Begin Provided material

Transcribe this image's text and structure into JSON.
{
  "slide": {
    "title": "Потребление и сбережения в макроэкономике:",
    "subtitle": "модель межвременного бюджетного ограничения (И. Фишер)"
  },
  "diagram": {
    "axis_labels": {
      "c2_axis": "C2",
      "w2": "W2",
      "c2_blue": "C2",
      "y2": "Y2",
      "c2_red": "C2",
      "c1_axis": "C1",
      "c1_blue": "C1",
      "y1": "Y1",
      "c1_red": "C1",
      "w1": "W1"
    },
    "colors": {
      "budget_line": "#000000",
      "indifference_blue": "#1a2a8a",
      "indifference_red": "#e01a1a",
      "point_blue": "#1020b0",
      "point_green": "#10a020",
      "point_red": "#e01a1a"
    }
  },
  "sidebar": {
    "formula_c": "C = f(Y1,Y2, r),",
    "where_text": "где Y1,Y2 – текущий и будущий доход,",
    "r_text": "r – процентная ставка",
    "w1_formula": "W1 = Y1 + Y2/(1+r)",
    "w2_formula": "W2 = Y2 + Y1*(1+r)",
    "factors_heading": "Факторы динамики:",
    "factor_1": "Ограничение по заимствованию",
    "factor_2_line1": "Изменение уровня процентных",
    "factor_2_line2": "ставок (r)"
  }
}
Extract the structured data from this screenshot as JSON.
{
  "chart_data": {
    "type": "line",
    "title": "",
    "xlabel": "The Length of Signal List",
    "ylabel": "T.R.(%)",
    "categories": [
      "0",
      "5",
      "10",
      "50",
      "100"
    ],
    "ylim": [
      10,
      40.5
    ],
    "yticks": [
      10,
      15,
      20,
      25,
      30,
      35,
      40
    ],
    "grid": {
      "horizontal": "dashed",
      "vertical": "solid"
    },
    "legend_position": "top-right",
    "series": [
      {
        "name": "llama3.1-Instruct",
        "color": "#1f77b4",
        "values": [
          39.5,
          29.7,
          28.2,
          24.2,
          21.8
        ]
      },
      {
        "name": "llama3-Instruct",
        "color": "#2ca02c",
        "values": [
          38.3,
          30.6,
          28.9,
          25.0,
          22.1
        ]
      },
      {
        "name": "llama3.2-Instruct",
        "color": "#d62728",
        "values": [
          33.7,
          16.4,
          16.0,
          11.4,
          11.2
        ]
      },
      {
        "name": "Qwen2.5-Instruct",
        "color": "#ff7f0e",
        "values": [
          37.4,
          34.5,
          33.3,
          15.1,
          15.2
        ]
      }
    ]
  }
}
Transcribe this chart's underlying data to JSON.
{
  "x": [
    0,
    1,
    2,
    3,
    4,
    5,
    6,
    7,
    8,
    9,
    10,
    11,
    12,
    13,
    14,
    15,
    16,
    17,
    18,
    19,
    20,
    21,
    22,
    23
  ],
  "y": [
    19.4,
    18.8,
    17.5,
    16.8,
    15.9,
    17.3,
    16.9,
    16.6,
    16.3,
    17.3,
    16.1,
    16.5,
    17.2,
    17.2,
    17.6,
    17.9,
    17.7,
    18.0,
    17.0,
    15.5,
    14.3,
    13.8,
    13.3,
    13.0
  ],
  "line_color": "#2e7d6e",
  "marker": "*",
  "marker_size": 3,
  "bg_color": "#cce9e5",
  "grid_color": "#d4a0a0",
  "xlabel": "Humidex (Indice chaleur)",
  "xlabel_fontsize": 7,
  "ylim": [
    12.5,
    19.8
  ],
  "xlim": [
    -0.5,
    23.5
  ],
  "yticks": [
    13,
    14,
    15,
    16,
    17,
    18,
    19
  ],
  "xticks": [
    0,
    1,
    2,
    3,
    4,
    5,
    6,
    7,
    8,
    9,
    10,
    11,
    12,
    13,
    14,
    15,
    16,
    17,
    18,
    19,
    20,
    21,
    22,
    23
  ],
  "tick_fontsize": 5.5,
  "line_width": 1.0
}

End Provided material

**Work to complete:** Return every line in the listing that contains the word "this".

**Expected answer:**
Transcribe this image's text and structure into JSON.
Extract the structured data from this screenshot as JSON.
Transcribe this chart's underlying data to JSON.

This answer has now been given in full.